Goal of the exercise:
Print all entries word for word.

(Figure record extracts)
— Begin —

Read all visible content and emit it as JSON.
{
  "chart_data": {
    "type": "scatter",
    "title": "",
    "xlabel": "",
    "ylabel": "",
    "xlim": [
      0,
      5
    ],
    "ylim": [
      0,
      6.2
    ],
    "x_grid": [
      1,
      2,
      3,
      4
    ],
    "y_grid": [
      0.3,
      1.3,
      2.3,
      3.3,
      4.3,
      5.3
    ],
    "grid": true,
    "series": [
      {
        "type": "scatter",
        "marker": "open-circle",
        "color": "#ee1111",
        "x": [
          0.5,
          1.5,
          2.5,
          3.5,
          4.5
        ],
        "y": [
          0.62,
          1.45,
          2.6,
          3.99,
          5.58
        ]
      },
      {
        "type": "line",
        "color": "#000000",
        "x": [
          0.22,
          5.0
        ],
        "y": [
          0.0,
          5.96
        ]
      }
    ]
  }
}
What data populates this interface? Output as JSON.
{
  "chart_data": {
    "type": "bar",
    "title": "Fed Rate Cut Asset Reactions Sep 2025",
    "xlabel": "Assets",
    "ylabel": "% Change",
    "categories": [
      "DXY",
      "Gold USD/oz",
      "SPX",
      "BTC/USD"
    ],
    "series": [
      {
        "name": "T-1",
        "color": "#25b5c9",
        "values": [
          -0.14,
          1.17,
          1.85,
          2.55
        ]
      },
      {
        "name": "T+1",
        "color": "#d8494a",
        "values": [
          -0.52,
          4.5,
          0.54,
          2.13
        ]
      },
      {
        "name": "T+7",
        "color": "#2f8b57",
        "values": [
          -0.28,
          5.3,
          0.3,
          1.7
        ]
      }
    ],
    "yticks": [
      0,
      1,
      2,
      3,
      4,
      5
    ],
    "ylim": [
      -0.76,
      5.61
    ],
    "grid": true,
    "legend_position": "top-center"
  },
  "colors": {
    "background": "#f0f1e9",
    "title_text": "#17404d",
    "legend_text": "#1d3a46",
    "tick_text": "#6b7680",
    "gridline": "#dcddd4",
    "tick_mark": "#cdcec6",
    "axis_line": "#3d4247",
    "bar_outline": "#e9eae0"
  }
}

— End —

Exercise solution:
Read all visible content and emit it as JSON.
{
  "chart_data": {
    "type": "scatter",
    "title": "",
    "xlabel": "",
    "ylabel": "",
    "xlim": [
      0,
      5
    ],
    "ylim": [
      0,
      6.2
    ],
    "x_grid": [
      1,
      2,
      3,
      4
    ],
    "y_grid": [
      0.3,
      1.3,
      2.3,
      3.3,
      4.3,
      5.3
    ],
    "grid": true,
    "series": [
      {
        "type": "scatter",
        "marker": "open-circle",
        "color": "#ee1111",
        "x": [
          0.5,
          1.5,
          2.5,
          3.5,
          4.5
        ],
        "y": [
          0.62,
          1.45,
          2.6,
          3.99,
          5.58
        ]
      },
      {
        "type": "line",
        "color": "#000000",
        "x": [
          0.22,
          5.0
        ],
        "y": [
          0.0,
          5.96
        ]
      }
    ]
  }
}
What data populates this interface? Output as JSON.
{
  "chart_data": {
    "type": "bar",
    "title": "Fed Rate Cut Asset Reactions Sep 2025",
    "xlabel": "Assets",
    "ylabel": "% Change",
    "categories": [
      "DXY",
      "Gold USD/oz",
      "SPX",
      "BTC/USD"
    ],
    "series": [
      {
        "name": "T-1",
        "color": "#25b5c9",
        "values": [
          -0.14,
          1.17,
          1.85,
          2.55
        ]
      },
      {
        "name": "T+1",
        "color": "#d8494a",
        "values": [
          -0.52,
          4.5,
          0.54,
          2.13
        ]
      },
      {
        "name": "T+7",
        "color": "#2f8b57",
        "values": [
          -0.28,
          5.3,
          0.3,
          1.7
        ]
      }
    ],
    "yticks": [
      0,
      1,
      2,
      3,
      4,
      5
    ],
    "ylim": [
      -0.76,
      5.61
    ],
    "grid": true,
    "legend_position": "top-center"
  },
  "colors": {
    "background": "#f0f1e9",
    "title_text": "#17404d",
    "legend_text": "#1d3a46",
    "tick_text": "#6b7680",
    "gridline": "#dcddd4",
    "tick_mark": "#cdcec6",
    "axis_line": "#3d4247",
    "bar_outline": "#e9eae0"
  }
}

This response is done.